--- Start of Dataset extract ---

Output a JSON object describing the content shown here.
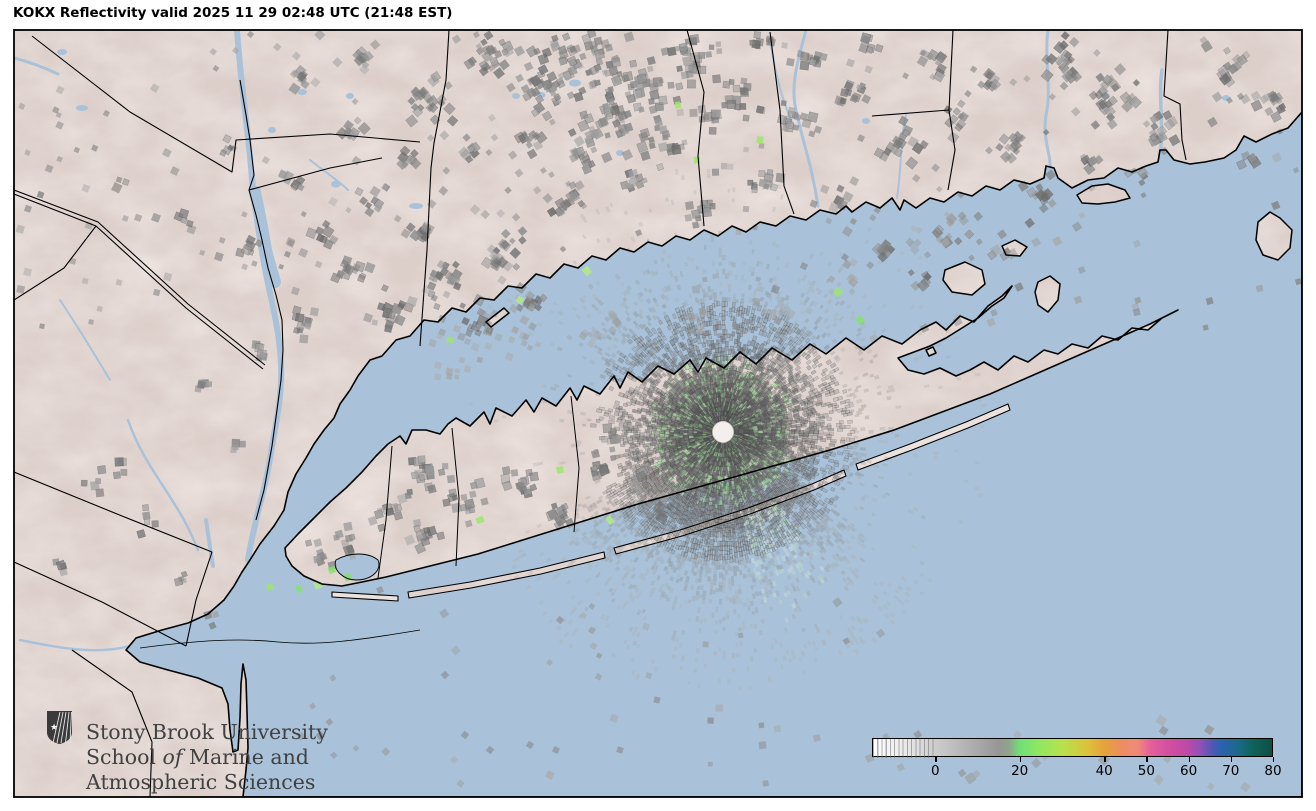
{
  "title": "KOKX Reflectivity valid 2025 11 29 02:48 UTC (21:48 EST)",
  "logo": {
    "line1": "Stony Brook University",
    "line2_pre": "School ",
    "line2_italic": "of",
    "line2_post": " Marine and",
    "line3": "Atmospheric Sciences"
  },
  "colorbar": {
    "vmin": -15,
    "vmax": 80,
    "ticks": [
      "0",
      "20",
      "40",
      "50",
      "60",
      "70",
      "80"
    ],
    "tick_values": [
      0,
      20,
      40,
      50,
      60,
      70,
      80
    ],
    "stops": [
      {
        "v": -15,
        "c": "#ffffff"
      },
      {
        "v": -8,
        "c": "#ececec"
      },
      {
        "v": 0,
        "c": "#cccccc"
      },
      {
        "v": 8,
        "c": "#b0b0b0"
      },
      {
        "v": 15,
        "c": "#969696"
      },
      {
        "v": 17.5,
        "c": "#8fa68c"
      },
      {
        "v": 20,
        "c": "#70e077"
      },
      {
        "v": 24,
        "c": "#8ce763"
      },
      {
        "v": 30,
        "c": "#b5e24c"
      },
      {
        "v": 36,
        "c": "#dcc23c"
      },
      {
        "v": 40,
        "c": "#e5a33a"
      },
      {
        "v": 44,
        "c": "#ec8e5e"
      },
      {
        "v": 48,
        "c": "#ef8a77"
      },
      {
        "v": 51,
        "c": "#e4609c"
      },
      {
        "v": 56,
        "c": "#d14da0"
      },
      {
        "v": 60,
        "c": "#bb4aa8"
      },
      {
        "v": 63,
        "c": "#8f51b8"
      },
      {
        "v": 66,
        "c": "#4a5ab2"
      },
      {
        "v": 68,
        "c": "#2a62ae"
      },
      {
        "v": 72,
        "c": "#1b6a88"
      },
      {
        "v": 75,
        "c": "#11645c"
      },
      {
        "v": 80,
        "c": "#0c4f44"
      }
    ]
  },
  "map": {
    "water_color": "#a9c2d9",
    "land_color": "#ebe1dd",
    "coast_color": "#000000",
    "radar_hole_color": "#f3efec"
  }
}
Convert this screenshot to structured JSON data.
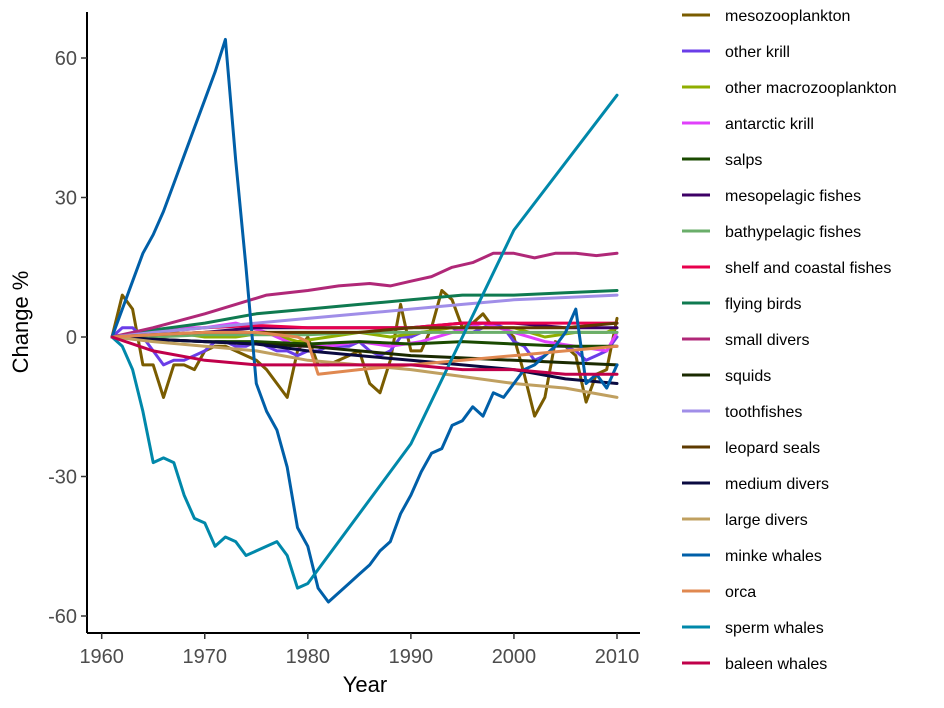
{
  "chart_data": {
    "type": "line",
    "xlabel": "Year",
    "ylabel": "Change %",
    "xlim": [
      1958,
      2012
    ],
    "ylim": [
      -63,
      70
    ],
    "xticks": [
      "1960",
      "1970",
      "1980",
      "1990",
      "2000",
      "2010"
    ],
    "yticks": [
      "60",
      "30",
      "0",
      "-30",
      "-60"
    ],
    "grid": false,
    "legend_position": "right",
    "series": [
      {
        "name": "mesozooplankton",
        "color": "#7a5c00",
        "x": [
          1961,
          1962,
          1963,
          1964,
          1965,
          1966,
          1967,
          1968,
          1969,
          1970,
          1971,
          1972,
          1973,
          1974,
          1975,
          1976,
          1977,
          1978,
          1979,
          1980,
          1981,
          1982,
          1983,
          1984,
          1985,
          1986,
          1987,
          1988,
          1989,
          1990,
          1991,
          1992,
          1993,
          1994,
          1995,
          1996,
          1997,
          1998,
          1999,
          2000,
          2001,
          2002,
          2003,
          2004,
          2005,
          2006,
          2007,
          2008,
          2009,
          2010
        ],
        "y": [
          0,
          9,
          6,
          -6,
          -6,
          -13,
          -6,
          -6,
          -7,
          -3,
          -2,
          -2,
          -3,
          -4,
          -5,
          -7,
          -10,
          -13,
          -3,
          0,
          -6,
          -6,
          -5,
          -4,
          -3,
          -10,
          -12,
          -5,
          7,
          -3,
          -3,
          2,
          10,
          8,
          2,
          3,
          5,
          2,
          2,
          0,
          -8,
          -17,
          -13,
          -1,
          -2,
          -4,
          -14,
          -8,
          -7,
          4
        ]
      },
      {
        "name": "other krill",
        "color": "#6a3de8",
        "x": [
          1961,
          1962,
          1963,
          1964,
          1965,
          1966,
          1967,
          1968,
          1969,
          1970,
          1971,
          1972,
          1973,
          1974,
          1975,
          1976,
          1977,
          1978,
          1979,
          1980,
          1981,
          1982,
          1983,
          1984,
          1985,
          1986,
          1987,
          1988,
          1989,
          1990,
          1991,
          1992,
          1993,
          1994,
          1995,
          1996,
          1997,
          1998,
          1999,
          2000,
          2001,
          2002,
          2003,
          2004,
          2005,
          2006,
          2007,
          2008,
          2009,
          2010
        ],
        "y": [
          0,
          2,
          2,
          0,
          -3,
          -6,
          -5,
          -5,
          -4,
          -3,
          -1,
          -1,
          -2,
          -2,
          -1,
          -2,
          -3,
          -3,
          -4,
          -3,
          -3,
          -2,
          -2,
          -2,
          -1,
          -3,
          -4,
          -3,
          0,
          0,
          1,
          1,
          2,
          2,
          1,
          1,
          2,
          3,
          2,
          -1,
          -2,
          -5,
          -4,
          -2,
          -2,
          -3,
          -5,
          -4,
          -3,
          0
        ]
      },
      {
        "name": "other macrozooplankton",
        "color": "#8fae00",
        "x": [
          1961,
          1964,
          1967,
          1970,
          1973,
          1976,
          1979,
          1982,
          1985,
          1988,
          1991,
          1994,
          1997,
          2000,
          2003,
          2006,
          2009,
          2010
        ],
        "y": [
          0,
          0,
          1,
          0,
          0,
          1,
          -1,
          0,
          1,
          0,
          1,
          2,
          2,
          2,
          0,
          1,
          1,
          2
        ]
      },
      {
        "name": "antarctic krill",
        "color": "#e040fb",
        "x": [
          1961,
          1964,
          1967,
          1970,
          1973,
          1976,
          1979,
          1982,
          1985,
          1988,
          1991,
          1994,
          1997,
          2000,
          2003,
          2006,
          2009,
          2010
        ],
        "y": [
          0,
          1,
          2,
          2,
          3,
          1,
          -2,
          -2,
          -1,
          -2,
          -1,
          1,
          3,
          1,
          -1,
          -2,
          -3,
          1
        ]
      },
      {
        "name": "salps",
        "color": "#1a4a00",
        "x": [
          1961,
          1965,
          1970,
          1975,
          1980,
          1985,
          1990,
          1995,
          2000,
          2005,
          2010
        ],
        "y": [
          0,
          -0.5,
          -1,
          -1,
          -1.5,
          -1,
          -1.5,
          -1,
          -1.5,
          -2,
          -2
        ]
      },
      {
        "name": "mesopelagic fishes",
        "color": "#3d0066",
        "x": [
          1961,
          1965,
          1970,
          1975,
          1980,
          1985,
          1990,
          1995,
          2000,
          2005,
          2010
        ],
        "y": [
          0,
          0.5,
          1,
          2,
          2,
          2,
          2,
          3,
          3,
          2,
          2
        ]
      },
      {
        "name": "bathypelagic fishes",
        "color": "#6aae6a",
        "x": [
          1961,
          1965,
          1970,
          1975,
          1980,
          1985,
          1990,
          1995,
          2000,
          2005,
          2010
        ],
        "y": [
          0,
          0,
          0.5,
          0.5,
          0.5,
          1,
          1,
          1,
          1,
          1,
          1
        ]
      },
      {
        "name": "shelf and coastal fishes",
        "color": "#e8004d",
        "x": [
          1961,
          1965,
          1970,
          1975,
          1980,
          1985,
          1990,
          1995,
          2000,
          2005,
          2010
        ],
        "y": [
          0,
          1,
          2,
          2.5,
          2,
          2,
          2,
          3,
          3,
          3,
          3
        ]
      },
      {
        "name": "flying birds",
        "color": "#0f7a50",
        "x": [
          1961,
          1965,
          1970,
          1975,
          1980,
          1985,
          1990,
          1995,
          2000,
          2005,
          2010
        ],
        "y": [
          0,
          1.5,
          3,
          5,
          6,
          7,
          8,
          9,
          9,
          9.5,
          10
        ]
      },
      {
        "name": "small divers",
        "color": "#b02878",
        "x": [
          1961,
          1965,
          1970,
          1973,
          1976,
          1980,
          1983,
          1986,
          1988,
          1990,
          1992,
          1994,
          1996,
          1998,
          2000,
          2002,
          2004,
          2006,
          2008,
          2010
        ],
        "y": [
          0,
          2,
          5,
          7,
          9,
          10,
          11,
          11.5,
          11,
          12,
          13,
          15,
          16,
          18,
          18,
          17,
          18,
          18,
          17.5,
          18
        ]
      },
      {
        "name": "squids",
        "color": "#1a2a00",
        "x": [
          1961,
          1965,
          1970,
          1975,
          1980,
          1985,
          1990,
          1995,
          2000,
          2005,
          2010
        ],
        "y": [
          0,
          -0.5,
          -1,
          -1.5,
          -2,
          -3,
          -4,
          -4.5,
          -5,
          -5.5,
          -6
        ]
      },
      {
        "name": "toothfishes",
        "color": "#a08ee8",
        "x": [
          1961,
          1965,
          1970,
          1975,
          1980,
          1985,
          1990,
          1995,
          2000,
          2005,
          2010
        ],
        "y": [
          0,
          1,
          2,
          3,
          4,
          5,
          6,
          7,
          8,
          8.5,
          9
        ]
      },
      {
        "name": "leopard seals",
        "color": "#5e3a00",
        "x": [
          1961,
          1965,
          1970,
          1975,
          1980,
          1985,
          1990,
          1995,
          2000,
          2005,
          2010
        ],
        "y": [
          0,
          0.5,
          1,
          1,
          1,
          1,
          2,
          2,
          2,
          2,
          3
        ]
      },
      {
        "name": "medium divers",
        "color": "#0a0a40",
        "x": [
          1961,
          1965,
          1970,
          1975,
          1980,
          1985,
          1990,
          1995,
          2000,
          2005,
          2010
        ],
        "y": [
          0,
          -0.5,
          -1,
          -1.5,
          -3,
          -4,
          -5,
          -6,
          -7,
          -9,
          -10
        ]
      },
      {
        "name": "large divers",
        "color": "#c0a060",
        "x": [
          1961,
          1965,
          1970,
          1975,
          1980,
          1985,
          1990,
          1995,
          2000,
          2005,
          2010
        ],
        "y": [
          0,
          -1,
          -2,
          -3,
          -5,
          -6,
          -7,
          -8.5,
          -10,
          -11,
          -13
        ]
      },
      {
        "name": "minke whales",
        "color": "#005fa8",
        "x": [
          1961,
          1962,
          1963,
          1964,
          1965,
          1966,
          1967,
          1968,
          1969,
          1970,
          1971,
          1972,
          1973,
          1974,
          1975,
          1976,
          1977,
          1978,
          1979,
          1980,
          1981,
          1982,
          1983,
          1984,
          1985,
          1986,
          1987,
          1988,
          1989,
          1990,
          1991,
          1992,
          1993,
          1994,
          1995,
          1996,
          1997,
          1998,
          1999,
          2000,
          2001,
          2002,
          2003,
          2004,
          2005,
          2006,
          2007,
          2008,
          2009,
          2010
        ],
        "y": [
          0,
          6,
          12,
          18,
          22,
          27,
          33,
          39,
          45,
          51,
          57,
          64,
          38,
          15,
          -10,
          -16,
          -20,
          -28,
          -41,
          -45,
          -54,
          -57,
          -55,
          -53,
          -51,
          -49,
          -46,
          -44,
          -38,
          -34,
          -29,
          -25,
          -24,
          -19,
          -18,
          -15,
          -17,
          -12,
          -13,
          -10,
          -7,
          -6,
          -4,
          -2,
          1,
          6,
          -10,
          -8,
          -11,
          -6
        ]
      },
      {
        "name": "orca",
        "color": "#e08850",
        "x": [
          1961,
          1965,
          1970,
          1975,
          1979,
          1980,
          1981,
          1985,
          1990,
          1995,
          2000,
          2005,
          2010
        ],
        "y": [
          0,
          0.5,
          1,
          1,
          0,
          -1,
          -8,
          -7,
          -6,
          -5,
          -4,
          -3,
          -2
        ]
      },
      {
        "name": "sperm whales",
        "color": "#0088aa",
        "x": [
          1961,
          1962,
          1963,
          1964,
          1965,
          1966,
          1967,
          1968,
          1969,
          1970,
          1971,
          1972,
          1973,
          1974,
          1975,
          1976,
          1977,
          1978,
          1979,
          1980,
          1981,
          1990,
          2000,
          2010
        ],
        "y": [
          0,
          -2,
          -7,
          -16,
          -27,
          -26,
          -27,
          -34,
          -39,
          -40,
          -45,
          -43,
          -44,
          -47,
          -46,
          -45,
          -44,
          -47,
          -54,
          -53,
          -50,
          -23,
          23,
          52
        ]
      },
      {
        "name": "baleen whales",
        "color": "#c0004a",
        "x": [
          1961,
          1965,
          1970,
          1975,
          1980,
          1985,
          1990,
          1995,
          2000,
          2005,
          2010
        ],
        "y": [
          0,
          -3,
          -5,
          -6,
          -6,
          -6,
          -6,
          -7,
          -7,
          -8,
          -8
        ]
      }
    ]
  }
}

--- End of Dataset extract ---
--- Start of Dataset extract ---

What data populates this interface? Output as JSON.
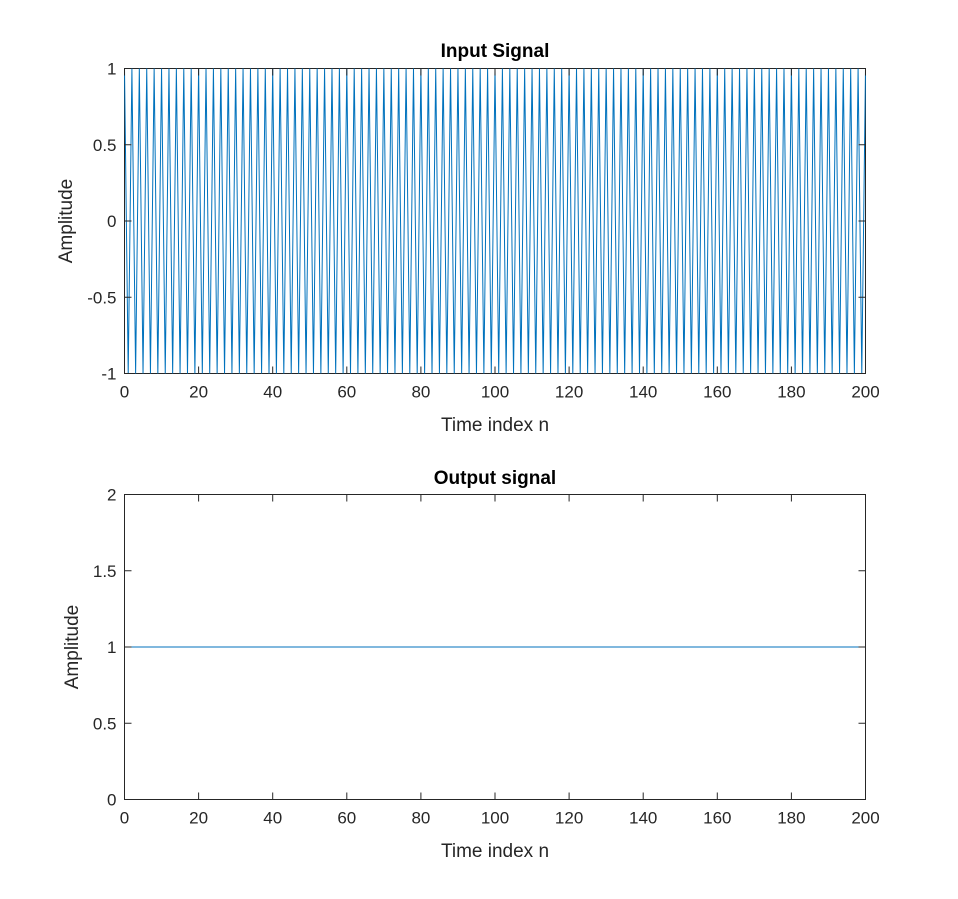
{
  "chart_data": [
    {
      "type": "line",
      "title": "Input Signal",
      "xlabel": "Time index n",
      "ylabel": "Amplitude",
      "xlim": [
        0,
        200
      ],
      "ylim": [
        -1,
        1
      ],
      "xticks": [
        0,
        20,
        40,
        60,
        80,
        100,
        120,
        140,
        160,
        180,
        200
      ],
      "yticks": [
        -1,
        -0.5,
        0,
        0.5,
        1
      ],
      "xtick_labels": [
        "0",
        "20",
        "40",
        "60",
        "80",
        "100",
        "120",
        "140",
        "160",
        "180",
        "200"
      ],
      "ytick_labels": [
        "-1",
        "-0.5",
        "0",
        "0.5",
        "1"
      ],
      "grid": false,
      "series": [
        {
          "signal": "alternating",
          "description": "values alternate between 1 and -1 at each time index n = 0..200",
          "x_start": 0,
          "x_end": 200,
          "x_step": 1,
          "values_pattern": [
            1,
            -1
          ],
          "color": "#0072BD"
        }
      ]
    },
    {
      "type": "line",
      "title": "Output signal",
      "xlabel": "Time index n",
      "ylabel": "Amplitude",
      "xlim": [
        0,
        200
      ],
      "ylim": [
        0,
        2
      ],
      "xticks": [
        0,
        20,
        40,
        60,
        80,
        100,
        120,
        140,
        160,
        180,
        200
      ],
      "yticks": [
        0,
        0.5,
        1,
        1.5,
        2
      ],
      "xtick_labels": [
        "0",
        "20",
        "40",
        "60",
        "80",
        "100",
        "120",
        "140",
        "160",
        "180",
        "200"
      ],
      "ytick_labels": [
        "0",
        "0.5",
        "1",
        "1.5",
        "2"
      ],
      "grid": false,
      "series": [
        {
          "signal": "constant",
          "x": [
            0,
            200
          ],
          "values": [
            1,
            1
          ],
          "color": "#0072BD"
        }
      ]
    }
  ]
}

--- End of Dataset extract ---
--- Start of Dataset extract ---

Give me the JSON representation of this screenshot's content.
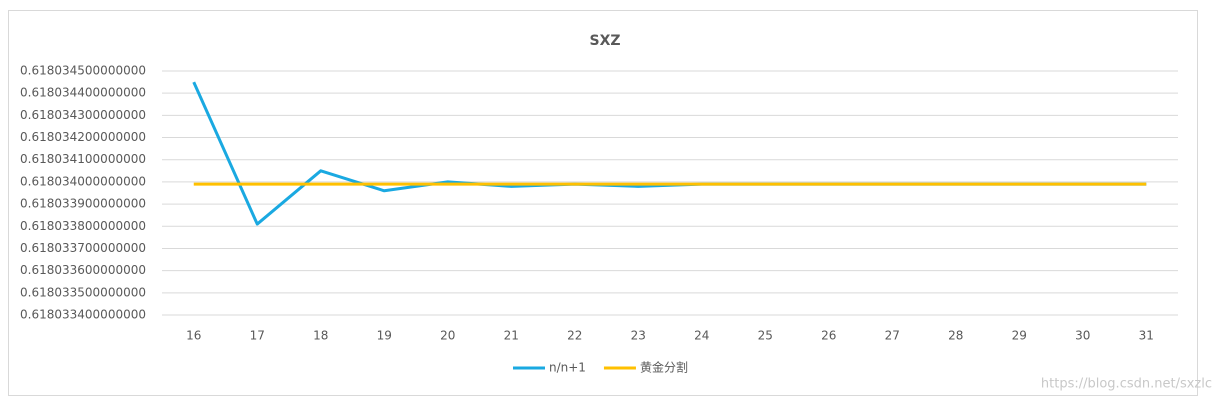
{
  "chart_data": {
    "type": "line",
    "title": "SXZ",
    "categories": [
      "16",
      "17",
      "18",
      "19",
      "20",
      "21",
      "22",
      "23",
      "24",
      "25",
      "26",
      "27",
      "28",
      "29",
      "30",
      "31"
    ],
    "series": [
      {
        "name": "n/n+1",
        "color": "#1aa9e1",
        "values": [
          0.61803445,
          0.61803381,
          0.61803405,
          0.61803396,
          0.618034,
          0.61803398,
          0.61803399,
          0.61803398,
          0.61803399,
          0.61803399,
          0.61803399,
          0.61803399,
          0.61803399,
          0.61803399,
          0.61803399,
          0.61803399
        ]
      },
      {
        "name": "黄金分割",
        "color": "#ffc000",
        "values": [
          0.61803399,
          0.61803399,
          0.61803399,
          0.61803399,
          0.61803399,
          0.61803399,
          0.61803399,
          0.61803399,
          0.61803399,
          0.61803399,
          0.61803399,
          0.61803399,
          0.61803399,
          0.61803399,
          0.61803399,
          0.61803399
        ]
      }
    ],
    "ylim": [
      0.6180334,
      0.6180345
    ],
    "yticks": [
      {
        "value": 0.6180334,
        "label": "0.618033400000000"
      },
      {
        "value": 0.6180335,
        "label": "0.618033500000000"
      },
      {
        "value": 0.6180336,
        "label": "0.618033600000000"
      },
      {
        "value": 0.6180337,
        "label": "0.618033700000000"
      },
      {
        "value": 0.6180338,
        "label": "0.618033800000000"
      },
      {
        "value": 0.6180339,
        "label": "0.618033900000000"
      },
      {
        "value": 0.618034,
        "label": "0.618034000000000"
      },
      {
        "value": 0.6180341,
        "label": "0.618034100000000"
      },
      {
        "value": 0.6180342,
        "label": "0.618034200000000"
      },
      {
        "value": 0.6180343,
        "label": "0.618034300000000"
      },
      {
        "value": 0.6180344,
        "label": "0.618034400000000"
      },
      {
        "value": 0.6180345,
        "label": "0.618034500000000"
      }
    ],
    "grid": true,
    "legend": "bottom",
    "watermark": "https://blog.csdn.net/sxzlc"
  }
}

--- End of Dataset extract ---

▶ Do this
Return the number of lines that include the word "grid", and nothing else.

▶ Written solution
4